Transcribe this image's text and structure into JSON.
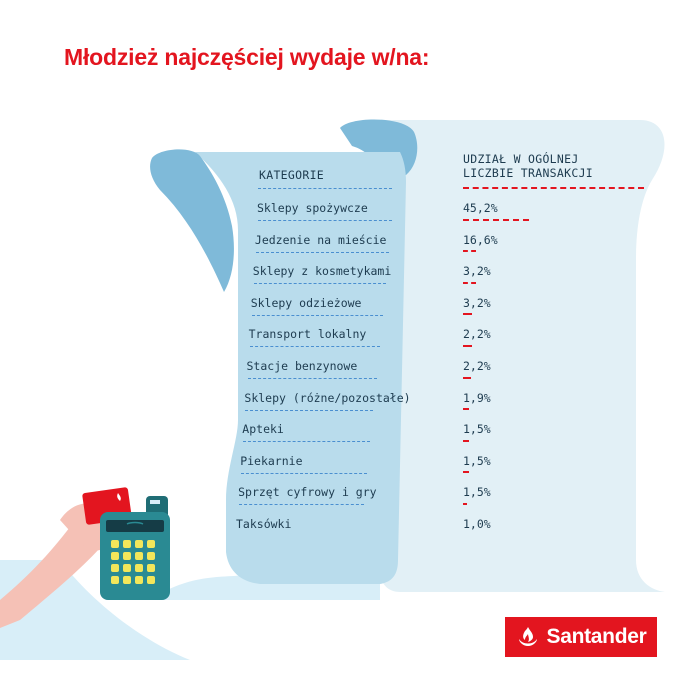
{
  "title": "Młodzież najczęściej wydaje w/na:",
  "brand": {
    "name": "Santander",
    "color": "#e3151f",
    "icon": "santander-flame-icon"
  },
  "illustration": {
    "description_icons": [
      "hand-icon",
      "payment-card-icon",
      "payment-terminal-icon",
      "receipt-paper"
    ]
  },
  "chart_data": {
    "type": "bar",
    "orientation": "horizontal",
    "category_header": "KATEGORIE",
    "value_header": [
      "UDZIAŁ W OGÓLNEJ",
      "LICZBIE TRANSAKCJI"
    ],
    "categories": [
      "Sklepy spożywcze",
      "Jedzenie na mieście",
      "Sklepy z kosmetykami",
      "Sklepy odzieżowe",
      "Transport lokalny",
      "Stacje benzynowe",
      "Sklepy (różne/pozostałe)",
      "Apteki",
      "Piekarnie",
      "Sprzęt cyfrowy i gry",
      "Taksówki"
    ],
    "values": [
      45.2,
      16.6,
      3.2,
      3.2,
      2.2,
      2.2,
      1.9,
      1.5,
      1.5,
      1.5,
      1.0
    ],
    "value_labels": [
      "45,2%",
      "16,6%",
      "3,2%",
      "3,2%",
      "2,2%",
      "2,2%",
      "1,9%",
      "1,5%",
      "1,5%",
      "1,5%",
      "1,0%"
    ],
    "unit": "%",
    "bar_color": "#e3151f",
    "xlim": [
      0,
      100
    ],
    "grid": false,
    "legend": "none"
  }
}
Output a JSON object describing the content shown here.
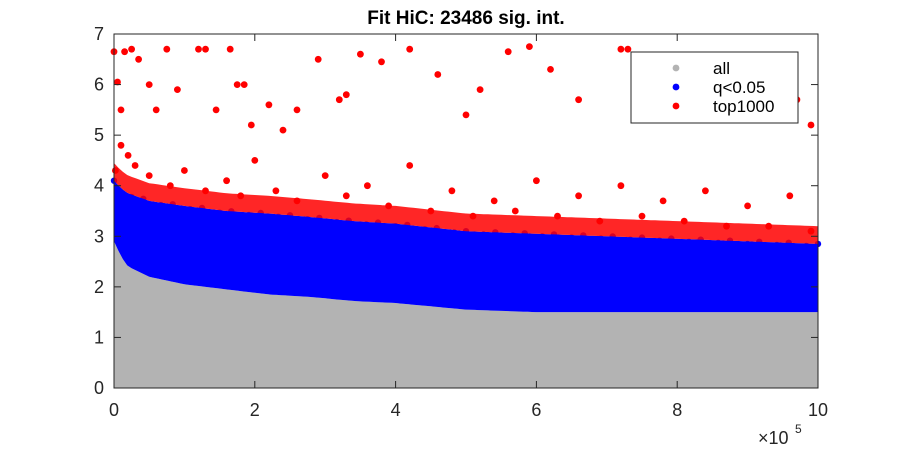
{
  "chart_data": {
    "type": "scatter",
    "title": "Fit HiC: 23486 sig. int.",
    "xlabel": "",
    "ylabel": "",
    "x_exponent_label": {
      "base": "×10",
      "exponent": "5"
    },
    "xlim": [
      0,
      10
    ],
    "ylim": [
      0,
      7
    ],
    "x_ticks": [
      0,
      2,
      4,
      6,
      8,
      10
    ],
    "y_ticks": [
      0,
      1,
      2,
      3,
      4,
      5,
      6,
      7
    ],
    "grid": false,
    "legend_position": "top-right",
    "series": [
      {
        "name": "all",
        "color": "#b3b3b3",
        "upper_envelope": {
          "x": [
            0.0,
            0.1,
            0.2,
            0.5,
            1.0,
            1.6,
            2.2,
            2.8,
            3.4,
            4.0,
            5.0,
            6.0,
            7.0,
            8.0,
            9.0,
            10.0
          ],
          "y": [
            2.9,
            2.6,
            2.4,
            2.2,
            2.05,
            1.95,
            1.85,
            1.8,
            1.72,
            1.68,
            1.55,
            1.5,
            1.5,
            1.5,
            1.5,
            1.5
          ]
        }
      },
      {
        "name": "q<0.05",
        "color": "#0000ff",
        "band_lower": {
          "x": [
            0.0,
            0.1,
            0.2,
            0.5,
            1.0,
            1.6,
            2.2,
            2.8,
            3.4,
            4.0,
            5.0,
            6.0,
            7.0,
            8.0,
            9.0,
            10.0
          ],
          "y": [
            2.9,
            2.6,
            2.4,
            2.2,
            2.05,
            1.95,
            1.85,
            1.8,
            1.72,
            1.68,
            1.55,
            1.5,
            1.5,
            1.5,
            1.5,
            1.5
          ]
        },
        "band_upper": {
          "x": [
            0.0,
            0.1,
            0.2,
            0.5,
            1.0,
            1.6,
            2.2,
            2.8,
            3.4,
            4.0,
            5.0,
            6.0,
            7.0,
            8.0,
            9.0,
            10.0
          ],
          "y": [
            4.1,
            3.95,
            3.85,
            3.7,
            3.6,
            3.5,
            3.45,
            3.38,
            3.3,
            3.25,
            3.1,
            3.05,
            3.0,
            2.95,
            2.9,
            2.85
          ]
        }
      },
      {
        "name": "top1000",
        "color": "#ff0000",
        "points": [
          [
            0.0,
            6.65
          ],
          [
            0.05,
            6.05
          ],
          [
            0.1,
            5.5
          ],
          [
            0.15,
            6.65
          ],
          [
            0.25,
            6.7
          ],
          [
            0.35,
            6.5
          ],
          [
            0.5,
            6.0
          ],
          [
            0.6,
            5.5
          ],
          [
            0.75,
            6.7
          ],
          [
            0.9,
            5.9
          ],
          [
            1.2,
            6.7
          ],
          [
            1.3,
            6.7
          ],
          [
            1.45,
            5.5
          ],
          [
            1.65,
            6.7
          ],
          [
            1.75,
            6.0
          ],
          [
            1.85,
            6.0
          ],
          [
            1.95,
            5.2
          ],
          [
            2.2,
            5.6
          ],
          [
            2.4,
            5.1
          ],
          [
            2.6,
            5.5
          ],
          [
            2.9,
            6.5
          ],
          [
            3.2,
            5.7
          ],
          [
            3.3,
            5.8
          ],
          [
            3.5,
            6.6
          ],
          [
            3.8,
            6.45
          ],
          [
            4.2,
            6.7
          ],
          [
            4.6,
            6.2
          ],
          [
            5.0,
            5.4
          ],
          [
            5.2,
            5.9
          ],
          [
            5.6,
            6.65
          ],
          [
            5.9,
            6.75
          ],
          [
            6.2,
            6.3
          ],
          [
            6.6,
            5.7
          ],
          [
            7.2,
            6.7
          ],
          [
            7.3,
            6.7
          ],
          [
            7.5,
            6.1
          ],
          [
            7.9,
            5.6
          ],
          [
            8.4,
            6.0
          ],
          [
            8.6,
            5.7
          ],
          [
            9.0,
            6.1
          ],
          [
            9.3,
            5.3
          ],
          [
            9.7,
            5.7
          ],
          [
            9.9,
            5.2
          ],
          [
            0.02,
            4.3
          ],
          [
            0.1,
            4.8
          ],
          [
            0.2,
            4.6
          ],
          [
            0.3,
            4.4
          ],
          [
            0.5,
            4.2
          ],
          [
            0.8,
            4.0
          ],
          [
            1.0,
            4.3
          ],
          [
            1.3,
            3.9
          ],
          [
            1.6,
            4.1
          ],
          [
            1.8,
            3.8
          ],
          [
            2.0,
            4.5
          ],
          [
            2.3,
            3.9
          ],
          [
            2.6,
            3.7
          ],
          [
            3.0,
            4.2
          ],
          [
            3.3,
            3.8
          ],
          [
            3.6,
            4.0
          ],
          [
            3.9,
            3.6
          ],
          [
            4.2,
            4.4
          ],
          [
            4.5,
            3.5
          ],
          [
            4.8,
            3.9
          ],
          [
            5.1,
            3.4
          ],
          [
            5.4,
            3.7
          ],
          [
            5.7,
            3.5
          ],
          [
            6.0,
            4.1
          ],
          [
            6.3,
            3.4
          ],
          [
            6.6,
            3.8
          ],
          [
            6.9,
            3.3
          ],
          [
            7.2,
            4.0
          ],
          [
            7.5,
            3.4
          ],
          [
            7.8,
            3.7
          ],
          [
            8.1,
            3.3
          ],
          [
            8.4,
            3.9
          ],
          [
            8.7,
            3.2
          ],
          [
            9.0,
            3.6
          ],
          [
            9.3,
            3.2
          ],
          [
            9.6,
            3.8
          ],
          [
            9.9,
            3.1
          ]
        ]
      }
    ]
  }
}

==

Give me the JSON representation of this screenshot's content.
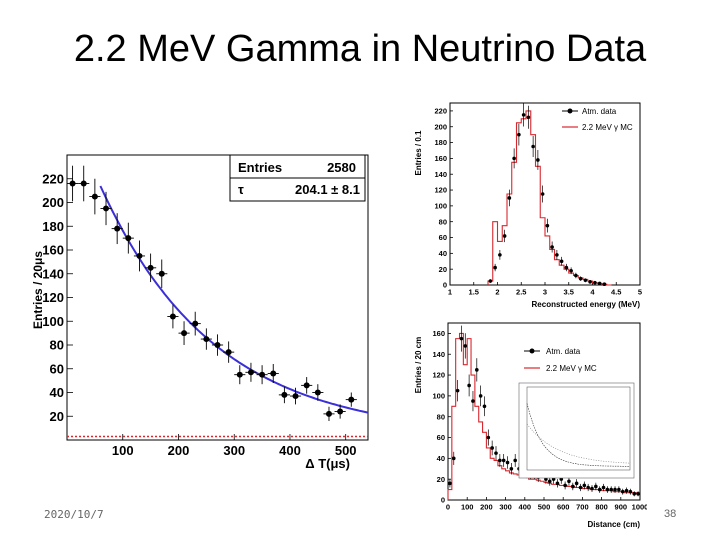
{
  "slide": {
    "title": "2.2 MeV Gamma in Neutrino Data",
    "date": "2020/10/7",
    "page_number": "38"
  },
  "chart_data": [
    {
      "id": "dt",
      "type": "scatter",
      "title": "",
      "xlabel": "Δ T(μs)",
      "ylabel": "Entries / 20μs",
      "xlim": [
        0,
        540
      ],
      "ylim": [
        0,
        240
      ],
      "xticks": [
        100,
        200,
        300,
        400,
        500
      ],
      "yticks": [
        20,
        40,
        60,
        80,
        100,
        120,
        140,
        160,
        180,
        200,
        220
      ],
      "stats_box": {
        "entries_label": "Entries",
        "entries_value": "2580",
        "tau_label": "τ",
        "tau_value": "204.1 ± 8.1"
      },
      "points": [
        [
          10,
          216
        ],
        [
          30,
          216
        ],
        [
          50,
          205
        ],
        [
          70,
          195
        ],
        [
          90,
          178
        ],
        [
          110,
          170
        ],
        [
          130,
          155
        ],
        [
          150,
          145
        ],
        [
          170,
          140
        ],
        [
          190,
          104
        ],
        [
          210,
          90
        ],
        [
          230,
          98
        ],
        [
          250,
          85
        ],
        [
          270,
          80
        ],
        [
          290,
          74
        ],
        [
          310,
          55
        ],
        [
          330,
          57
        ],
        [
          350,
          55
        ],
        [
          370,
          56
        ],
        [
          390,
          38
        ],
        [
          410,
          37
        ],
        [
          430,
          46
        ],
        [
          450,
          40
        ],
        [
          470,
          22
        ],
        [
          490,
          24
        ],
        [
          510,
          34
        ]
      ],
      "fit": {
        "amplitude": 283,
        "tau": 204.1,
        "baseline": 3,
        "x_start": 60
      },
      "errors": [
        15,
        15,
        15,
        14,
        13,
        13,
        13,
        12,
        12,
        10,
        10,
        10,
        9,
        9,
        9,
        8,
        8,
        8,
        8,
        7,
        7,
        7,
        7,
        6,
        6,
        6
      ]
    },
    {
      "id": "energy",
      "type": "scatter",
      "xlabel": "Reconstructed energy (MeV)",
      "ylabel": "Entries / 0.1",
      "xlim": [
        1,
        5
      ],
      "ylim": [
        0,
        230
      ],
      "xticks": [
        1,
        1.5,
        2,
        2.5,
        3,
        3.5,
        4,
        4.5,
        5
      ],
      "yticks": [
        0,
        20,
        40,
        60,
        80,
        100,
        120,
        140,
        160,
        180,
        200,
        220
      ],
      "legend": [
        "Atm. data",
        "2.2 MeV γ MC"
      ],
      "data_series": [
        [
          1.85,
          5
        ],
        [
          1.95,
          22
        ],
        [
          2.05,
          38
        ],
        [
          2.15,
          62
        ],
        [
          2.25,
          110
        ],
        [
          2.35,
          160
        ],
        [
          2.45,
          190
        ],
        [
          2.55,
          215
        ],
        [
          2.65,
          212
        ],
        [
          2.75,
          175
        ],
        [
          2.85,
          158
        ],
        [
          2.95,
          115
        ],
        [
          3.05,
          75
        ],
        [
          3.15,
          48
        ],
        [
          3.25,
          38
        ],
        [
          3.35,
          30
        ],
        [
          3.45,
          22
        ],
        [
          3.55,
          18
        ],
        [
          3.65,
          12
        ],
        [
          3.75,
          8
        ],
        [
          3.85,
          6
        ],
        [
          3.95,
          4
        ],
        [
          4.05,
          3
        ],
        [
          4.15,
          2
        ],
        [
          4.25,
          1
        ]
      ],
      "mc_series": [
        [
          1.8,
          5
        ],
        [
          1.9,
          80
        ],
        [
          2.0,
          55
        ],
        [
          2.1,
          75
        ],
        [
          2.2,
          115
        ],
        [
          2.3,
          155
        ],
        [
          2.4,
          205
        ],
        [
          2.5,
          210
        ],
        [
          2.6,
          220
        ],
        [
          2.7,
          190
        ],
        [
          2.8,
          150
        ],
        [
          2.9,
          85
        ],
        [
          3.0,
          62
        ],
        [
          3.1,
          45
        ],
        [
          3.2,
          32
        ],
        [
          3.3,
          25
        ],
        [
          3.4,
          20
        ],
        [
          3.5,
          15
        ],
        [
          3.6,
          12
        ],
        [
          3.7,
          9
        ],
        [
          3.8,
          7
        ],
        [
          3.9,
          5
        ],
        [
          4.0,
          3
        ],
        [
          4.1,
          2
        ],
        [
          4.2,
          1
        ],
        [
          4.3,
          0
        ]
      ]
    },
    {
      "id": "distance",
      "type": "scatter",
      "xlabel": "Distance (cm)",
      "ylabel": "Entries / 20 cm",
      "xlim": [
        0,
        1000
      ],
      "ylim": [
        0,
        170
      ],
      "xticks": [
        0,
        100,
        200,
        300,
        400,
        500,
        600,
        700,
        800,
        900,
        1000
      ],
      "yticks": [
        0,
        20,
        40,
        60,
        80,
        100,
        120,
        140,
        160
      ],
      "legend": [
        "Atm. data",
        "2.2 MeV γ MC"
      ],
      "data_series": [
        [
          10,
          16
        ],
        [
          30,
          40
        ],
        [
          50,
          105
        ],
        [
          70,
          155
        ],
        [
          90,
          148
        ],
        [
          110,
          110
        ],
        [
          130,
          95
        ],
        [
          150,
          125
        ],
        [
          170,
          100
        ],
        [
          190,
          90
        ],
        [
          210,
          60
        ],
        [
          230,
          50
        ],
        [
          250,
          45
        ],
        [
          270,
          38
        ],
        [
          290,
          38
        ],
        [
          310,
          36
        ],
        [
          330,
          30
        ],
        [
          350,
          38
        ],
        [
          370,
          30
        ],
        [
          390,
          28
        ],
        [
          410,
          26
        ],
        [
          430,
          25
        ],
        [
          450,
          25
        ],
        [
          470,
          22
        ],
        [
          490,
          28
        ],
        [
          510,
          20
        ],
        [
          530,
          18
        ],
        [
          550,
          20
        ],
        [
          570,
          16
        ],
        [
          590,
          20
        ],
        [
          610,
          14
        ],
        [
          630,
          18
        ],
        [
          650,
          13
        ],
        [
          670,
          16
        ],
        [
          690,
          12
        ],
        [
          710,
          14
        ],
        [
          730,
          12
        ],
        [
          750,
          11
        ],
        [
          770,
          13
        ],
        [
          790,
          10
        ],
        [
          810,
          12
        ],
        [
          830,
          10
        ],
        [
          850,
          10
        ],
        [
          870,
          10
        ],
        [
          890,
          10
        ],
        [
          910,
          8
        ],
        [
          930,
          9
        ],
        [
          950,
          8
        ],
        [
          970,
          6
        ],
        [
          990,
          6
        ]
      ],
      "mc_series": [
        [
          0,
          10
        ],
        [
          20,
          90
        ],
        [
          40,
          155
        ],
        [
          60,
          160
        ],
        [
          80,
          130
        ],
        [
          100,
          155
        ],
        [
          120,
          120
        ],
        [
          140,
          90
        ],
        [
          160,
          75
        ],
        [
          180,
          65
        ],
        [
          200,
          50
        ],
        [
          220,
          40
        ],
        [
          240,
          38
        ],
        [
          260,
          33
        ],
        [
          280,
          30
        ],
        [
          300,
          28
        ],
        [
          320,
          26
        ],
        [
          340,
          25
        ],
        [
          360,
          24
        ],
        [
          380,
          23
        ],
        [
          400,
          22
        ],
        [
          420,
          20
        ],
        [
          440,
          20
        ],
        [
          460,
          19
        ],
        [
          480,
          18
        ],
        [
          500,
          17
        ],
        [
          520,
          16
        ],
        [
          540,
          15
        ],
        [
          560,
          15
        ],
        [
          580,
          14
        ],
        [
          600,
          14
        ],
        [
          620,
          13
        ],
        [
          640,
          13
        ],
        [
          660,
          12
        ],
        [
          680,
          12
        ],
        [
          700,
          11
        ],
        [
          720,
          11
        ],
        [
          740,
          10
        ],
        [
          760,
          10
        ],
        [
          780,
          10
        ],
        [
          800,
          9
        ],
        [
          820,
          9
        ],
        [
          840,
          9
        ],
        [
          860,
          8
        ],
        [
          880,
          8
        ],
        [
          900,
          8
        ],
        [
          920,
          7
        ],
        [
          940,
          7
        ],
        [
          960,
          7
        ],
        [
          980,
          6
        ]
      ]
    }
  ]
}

▶ **What you are asked to do**
Choose all lines containing the string "name" and copy them out.

▶ **Answer to the problem**
    "name": "Santander",
        "name": "all",
        "name": "q<0.05",
        "name": "top1000",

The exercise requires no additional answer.